## Stated goal
Transcribe the listing verbatim. Do not carry over any pictures.

## Available data
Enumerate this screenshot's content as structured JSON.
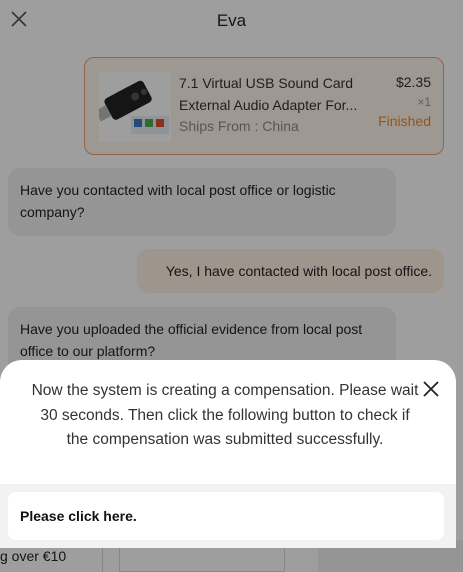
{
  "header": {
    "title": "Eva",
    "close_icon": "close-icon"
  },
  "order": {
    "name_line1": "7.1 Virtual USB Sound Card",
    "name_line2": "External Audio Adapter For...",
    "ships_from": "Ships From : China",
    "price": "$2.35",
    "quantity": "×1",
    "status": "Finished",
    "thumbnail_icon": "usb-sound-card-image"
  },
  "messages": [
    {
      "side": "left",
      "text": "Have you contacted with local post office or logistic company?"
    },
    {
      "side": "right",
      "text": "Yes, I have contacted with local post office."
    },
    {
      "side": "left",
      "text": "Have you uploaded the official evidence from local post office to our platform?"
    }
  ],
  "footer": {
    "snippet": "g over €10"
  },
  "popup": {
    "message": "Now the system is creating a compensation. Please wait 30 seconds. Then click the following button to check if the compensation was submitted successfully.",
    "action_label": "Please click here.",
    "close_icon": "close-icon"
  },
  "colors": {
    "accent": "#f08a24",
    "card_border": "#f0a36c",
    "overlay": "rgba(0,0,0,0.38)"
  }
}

## Answer to the exercise
Enumerate this screenshot's content as structured JSON.
{
  "header": {
    "title": "Eva",
    "close_icon": "close-icon"
  },
  "order": {
    "name_line1": "7.1 Virtual USB Sound Card",
    "name_line2": "External Audio Adapter For...",
    "ships_from": "Ships From : China",
    "price": "$2.35",
    "quantity": "×1",
    "status": "Finished",
    "thumbnail_icon": "usb-sound-card-image"
  },
  "messages": [
    {
      "side": "left",
      "text": "Have you contacted with local post office or logistic company?"
    },
    {
      "side": "right",
      "text": "Yes, I have contacted with local post office."
    },
    {
      "side": "left",
      "text": "Have you uploaded the official evidence from local post office to our platform?"
    }
  ],
  "footer": {
    "snippet": "g over €10"
  },
  "popup": {
    "message": "Now the system is creating a compensation. Please wait 30 seconds. Then click the following button to check if the compensation was submitted successfully.",
    "action_label": "Please click here.",
    "close_icon": "close-icon"
  },
  "colors": {
    "accent": "#f08a24",
    "card_border": "#f0a36c",
    "overlay": "rgba(0,0,0,0.38)"
  }
}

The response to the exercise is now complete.